**JOB:**
Print the entries in full, word for word, but not the pictures.

**DATA SUPPLIED:**
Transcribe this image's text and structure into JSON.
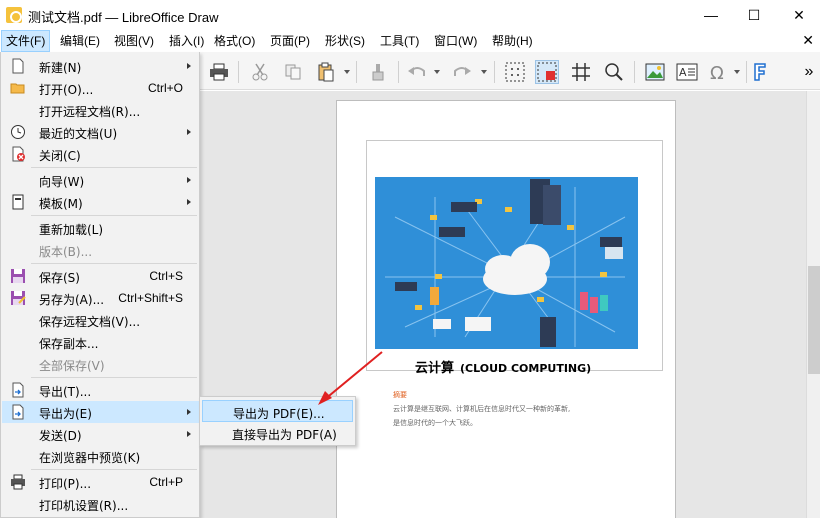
{
  "window": {
    "title": "测试文档.pdf — LibreOffice Draw",
    "minimize_icon": "minimize-icon",
    "maximize_icon": "maximize-icon",
    "close_icon": "close-icon",
    "minimize_glyph": "—",
    "maximize_glyph": "☐",
    "close_glyph": "✕"
  },
  "menubar": {
    "items": [
      {
        "label": "文件(F)"
      },
      {
        "label": "编辑(E)"
      },
      {
        "label": "视图(V)"
      },
      {
        "label": "插入(I)"
      },
      {
        "label": "格式(O)"
      },
      {
        "label": "页面(P)"
      },
      {
        "label": "形状(S)"
      },
      {
        "label": "工具(T)"
      },
      {
        "label": "窗口(W)"
      },
      {
        "label": "帮助(H)"
      }
    ],
    "close_document_glyph": "✕"
  },
  "toolbar": {
    "overflow_glyph": "»"
  },
  "file_menu": {
    "items": [
      {
        "label": "新建(N)",
        "shortcut": "",
        "submenu": true
      },
      {
        "label": "打开(O)...",
        "shortcut": "Ctrl+O",
        "submenu": false
      },
      {
        "label": "打开远程文档(R)...",
        "shortcut": "",
        "submenu": false
      },
      {
        "label": "最近的文档(U)",
        "shortcut": "",
        "submenu": true
      },
      {
        "label": "关闭(C)",
        "shortcut": "",
        "submenu": false
      },
      {
        "label": "向导(W)",
        "shortcut": "",
        "submenu": true
      },
      {
        "label": "模板(M)",
        "shortcut": "",
        "submenu": true
      },
      {
        "label": "重新加载(L)",
        "shortcut": "",
        "submenu": false
      },
      {
        "label": "版本(B)...",
        "shortcut": "",
        "submenu": false,
        "disabled": true
      },
      {
        "label": "保存(S)",
        "shortcut": "Ctrl+S",
        "submenu": false
      },
      {
        "label": "另存为(A)...",
        "shortcut": "Ctrl+Shift+S",
        "submenu": false
      },
      {
        "label": "保存远程文档(V)...",
        "shortcut": "",
        "submenu": false
      },
      {
        "label": "保存副本...",
        "shortcut": "",
        "submenu": false
      },
      {
        "label": "全部保存(V)",
        "shortcut": "",
        "submenu": false,
        "disabled": true
      },
      {
        "label": "导出(T)...",
        "shortcut": "",
        "submenu": false
      },
      {
        "label": "导出为(E)",
        "shortcut": "",
        "submenu": true,
        "highlighted": true
      },
      {
        "label": "发送(D)",
        "shortcut": "",
        "submenu": true
      },
      {
        "label": "在浏览器中预览(K)",
        "shortcut": "",
        "submenu": false
      },
      {
        "label": "打印(P)...",
        "shortcut": "Ctrl+P",
        "submenu": false
      },
      {
        "label": "打印机设置(R)...",
        "shortcut": "",
        "submenu": false
      }
    ]
  },
  "export_submenu": {
    "items": [
      {
        "label": "导出为 PDF(E)...",
        "highlighted": true
      },
      {
        "label": "直接导出为 PDF(A)"
      }
    ]
  },
  "document": {
    "heading": "云计算",
    "heading_en": "(CLOUD COMPUTING)",
    "abstract_label": "摘要",
    "abstract_line1": "云计算是继互联网、计算机后在信息时代又一种新的革新,",
    "abstract_line2": "是信息时代的一个大飞跃。"
  },
  "colors": {
    "menu_highlight": "#cce8ff",
    "image_background": "#2f8fd8",
    "annotation_arrow": "#e02020",
    "abstract_label": "#e06020"
  }
}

**THE REPLY:**
Transcribe this image's text and structure into JSON.
{
  "window": {
    "title": "测试文档.pdf — LibreOffice Draw",
    "minimize_icon": "minimize-icon",
    "maximize_icon": "maximize-icon",
    "close_icon": "close-icon",
    "minimize_glyph": "—",
    "maximize_glyph": "☐",
    "close_glyph": "✕"
  },
  "menubar": {
    "items": [
      {
        "label": "文件(F)"
      },
      {
        "label": "编辑(E)"
      },
      {
        "label": "视图(V)"
      },
      {
        "label": "插入(I)"
      },
      {
        "label": "格式(O)"
      },
      {
        "label": "页面(P)"
      },
      {
        "label": "形状(S)"
      },
      {
        "label": "工具(T)"
      },
      {
        "label": "窗口(W)"
      },
      {
        "label": "帮助(H)"
      }
    ],
    "close_document_glyph": "✕"
  },
  "toolbar": {
    "overflow_glyph": "»"
  },
  "file_menu": {
    "items": [
      {
        "label": "新建(N)",
        "shortcut": "",
        "submenu": true
      },
      {
        "label": "打开(O)...",
        "shortcut": "Ctrl+O",
        "submenu": false
      },
      {
        "label": "打开远程文档(R)...",
        "shortcut": "",
        "submenu": false
      },
      {
        "label": "最近的文档(U)",
        "shortcut": "",
        "submenu": true
      },
      {
        "label": "关闭(C)",
        "shortcut": "",
        "submenu": false
      },
      {
        "label": "向导(W)",
        "shortcut": "",
        "submenu": true
      },
      {
        "label": "模板(M)",
        "shortcut": "",
        "submenu": true
      },
      {
        "label": "重新加载(L)",
        "shortcut": "",
        "submenu": false
      },
      {
        "label": "版本(B)...",
        "shortcut": "",
        "submenu": false,
        "disabled": true
      },
      {
        "label": "保存(S)",
        "shortcut": "Ctrl+S",
        "submenu": false
      },
      {
        "label": "另存为(A)...",
        "shortcut": "Ctrl+Shift+S",
        "submenu": false
      },
      {
        "label": "保存远程文档(V)...",
        "shortcut": "",
        "submenu": false
      },
      {
        "label": "保存副本...",
        "shortcut": "",
        "submenu": false
      },
      {
        "label": "全部保存(V)",
        "shortcut": "",
        "submenu": false,
        "disabled": true
      },
      {
        "label": "导出(T)...",
        "shortcut": "",
        "submenu": false
      },
      {
        "label": "导出为(E)",
        "shortcut": "",
        "submenu": true,
        "highlighted": true
      },
      {
        "label": "发送(D)",
        "shortcut": "",
        "submenu": true
      },
      {
        "label": "在浏览器中预览(K)",
        "shortcut": "",
        "submenu": false
      },
      {
        "label": "打印(P)...",
        "shortcut": "Ctrl+P",
        "submenu": false
      },
      {
        "label": "打印机设置(R)...",
        "shortcut": "",
        "submenu": false
      }
    ]
  },
  "export_submenu": {
    "items": [
      {
        "label": "导出为 PDF(E)...",
        "highlighted": true
      },
      {
        "label": "直接导出为 PDF(A)"
      }
    ]
  },
  "document": {
    "heading": "云计算",
    "heading_en": "(CLOUD COMPUTING)",
    "abstract_label": "摘要",
    "abstract_line1": "云计算是继互联网、计算机后在信息时代又一种新的革新,",
    "abstract_line2": "是信息时代的一个大飞跃。"
  },
  "colors": {
    "menu_highlight": "#cce8ff",
    "image_background": "#2f8fd8",
    "annotation_arrow": "#e02020",
    "abstract_label": "#e06020"
  }
}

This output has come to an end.